Aim of the exercise → Can you print the records verbatim, starting at the first line and stopping after the line that contains "y-tick-label: 80 (167, 563, 179, 575)"?

Records provided →
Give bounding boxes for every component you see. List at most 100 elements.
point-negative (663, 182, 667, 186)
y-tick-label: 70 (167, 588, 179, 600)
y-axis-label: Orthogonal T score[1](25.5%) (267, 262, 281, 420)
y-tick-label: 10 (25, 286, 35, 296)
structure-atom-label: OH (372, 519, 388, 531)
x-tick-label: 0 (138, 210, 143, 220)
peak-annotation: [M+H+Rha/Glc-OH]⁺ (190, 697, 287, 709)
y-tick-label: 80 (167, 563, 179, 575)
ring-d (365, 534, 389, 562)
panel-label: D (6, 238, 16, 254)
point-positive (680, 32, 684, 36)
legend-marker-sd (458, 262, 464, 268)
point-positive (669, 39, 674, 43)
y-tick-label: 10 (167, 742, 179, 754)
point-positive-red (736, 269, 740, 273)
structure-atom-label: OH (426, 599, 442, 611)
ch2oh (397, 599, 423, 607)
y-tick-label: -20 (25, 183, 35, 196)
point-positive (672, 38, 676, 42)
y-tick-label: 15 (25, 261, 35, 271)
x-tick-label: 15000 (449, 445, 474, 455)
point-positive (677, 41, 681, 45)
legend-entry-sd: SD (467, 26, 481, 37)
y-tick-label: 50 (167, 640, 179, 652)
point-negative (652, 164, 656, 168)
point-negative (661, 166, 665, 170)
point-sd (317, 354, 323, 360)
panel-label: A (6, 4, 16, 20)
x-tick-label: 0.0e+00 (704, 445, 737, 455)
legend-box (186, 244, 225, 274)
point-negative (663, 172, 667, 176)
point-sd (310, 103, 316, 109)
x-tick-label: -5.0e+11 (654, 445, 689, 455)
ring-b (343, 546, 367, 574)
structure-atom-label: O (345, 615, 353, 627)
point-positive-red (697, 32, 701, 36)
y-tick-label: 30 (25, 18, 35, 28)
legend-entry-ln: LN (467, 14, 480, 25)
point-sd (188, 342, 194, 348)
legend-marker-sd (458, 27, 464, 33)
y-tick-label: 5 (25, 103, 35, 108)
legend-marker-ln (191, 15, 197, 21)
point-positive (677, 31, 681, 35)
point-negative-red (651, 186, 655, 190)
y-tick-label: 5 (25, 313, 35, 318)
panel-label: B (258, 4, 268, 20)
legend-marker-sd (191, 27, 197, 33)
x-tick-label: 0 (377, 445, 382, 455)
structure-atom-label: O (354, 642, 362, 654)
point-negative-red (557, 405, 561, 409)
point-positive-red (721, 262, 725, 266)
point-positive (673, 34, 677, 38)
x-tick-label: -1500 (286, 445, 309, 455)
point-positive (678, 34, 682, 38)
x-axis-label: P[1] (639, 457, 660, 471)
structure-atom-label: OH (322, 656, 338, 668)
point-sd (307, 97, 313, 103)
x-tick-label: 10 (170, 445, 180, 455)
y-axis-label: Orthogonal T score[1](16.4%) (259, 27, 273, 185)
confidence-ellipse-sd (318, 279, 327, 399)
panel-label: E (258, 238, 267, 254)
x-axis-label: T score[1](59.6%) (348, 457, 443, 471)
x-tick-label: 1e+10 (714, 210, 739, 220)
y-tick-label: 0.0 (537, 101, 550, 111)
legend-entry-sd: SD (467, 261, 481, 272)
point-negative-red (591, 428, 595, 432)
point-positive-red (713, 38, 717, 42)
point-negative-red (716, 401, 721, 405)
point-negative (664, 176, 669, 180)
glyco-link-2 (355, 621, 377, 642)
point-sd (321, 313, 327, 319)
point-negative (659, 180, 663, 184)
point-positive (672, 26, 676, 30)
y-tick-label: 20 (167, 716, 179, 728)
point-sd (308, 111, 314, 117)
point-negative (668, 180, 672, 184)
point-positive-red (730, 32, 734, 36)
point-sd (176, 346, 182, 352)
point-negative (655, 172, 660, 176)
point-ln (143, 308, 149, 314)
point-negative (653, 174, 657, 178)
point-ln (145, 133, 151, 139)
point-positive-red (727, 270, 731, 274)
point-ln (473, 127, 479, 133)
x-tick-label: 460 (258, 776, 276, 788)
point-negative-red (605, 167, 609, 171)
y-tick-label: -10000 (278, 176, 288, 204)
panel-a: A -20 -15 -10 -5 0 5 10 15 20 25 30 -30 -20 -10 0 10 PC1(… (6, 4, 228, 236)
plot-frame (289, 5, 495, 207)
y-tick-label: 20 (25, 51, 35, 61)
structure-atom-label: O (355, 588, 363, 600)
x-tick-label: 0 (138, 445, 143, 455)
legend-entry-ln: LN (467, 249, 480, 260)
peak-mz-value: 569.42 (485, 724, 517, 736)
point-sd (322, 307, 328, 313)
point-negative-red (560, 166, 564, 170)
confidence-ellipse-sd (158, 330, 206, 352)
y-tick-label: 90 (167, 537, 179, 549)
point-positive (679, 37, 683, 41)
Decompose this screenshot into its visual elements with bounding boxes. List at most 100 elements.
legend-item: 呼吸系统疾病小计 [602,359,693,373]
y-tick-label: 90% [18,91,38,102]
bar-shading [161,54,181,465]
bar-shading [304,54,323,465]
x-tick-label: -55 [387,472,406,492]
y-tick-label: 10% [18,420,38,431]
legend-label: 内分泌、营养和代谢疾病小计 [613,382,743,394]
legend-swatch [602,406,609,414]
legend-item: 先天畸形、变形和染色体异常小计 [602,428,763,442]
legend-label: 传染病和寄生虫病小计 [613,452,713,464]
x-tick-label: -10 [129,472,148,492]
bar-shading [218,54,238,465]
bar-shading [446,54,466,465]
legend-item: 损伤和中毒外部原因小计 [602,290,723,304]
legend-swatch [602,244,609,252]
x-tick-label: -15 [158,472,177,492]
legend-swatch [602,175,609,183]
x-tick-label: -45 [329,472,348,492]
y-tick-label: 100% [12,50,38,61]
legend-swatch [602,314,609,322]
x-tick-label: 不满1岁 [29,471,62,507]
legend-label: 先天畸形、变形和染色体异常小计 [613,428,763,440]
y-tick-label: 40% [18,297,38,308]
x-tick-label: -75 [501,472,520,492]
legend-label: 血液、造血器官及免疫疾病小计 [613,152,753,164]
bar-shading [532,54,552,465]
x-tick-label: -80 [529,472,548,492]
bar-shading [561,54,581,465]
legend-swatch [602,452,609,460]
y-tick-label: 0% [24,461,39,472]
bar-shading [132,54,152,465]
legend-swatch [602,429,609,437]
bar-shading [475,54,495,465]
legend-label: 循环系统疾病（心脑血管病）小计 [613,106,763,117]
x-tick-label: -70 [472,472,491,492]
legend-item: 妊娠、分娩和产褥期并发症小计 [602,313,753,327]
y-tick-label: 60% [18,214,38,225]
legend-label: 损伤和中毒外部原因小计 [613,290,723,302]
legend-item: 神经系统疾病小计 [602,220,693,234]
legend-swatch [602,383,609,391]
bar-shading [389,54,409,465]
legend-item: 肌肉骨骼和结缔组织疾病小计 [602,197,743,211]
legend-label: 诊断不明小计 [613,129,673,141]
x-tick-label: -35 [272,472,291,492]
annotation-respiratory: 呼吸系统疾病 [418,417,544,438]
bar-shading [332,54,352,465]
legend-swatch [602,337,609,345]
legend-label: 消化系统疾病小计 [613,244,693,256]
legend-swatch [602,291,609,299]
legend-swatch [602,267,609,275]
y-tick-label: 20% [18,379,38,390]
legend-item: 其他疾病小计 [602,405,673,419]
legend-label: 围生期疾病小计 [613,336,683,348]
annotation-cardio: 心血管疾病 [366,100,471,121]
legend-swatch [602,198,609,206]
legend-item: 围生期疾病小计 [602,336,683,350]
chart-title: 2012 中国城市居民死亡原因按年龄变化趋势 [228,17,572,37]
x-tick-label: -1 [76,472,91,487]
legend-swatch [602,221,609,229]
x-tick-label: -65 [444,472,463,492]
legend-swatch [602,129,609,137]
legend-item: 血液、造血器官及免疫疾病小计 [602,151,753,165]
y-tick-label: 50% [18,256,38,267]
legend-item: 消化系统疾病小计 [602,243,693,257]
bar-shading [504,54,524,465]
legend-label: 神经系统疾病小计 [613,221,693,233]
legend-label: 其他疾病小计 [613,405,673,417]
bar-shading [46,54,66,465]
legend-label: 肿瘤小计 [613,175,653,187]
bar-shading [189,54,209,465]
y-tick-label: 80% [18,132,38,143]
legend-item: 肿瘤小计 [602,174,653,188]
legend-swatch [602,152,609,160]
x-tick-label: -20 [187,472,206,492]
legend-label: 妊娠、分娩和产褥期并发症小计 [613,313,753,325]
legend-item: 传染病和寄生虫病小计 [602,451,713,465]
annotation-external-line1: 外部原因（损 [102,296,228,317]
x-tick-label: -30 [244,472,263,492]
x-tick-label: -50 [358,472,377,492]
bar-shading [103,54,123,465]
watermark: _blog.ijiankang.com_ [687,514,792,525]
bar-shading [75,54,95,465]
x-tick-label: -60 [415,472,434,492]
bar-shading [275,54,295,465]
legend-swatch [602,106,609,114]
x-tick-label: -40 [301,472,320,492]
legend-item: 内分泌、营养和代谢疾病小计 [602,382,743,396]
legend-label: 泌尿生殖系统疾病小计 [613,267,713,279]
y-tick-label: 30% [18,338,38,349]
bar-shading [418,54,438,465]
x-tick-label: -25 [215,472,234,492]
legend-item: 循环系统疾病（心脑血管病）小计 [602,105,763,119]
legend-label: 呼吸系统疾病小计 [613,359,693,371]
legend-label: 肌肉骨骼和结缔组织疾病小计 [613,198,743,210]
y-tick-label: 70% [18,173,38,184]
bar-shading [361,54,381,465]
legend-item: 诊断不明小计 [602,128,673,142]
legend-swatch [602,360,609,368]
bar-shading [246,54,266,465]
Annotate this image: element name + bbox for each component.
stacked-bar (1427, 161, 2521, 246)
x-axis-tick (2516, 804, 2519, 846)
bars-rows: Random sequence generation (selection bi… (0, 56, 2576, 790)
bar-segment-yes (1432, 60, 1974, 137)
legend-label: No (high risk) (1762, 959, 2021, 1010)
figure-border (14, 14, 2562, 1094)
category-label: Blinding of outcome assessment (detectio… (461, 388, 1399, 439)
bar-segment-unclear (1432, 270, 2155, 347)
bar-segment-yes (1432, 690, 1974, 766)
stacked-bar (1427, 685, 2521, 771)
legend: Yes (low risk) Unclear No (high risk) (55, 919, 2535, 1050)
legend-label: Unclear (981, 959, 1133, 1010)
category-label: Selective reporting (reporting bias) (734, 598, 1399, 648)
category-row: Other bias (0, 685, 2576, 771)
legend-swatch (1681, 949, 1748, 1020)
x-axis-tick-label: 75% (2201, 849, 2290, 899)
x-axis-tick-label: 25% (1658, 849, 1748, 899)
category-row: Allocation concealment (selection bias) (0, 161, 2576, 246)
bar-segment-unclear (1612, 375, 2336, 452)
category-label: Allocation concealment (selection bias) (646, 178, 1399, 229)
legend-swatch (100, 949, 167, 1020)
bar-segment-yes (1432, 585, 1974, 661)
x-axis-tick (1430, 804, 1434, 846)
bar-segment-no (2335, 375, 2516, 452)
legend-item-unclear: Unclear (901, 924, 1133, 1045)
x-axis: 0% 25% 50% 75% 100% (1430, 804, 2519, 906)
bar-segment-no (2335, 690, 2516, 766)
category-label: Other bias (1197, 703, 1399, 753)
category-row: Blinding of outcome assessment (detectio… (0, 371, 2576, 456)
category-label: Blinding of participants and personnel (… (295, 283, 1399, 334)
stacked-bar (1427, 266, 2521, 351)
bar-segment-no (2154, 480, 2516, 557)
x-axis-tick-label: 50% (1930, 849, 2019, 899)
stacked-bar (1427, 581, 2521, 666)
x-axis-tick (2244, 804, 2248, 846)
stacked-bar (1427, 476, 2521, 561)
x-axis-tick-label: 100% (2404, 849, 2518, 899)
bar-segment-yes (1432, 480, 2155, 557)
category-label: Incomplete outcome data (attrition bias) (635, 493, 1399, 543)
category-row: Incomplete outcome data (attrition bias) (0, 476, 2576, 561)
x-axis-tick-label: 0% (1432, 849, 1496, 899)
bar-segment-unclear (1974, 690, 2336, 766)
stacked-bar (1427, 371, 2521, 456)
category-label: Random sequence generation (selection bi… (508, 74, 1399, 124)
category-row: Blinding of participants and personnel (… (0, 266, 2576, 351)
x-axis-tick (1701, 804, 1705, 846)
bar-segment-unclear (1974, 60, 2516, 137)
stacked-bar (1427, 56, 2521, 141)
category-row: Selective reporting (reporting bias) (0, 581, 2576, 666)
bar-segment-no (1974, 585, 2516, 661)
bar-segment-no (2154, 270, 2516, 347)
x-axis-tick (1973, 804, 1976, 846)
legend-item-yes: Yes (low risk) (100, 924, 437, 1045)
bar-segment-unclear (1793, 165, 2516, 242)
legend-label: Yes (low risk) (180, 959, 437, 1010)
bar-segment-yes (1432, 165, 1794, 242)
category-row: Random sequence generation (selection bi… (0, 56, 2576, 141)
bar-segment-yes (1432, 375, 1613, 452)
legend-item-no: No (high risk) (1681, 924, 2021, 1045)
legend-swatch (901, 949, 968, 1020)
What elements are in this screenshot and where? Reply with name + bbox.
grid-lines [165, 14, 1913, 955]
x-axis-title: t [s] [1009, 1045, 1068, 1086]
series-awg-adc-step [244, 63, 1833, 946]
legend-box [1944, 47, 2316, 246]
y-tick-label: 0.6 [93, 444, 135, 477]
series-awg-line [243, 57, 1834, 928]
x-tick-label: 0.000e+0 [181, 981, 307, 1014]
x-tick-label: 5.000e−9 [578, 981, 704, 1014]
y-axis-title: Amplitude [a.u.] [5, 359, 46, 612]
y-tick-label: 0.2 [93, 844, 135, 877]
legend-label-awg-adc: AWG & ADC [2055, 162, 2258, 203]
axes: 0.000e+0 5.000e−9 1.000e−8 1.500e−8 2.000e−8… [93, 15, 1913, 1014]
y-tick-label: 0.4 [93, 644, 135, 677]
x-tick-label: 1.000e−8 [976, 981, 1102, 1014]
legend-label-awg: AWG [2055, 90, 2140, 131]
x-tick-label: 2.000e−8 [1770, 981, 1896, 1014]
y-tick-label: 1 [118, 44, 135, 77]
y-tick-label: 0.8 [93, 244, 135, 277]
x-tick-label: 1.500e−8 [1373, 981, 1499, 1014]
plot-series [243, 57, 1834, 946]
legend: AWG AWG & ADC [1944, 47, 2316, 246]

Result for this task →
Give bounding boxes for every component you see. List at most 100 elements.
point-negative (663, 182, 667, 186)
y-tick-label: 70 (167, 588, 179, 600)
y-axis-label: Orthogonal T score[1](25.5%) (267, 262, 281, 420)
y-tick-label: 10 (25, 286, 35, 296)
structure-atom-label: OH (372, 519, 388, 531)
x-tick-label: 0 (138, 210, 143, 220)
peak-annotation: [M+H+Rha/Glc-OH]⁺ (190, 697, 287, 709)
y-tick-label: 80 (167, 563, 179, 575)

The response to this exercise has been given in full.